§ **Exercise prompt**
Please restate the following records word for word.

§ **Rows**
========

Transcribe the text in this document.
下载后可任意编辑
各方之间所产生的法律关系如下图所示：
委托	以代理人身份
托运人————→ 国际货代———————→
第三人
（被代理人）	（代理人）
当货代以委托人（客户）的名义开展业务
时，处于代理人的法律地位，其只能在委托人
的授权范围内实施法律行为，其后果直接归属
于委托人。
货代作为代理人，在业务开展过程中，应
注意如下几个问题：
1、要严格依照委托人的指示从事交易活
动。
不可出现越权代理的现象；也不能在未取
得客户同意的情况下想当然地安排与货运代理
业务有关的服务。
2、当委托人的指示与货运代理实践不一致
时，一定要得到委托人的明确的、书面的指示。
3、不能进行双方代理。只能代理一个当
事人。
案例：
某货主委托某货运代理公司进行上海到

========

§ **Problem solution**
Transcribe the text in this document.
下载后可任意编辑
各方之间所产生的法律关系如下图所示：
委托	以代理人身份
托运人————→ 国际货代———————→
第三人
（被代理人）	（代理人）
当货代以委托人（客户）的名义开展业务
时，处于代理人的法律地位，其只能在委托人
的授权范围内实施法律行为，其后果直接归属
于委托人。
货代作为代理人，在业务开展过程中，应
注意如下几个问题：
1、要严格依照委托人的指示从事交易活
动。
不可出现越权代理的现象；也不能在未取
得客户同意的情况下想当然地安排与货运代理
业务有关的服务。
2、当委托人的指示与货运代理实践不一致
时，一定要得到委托人的明确的、书面的指示。
3、不能进行双方代理。只能代理一个当
事人。
案例：
某货主委托某货运代理公司进行上海到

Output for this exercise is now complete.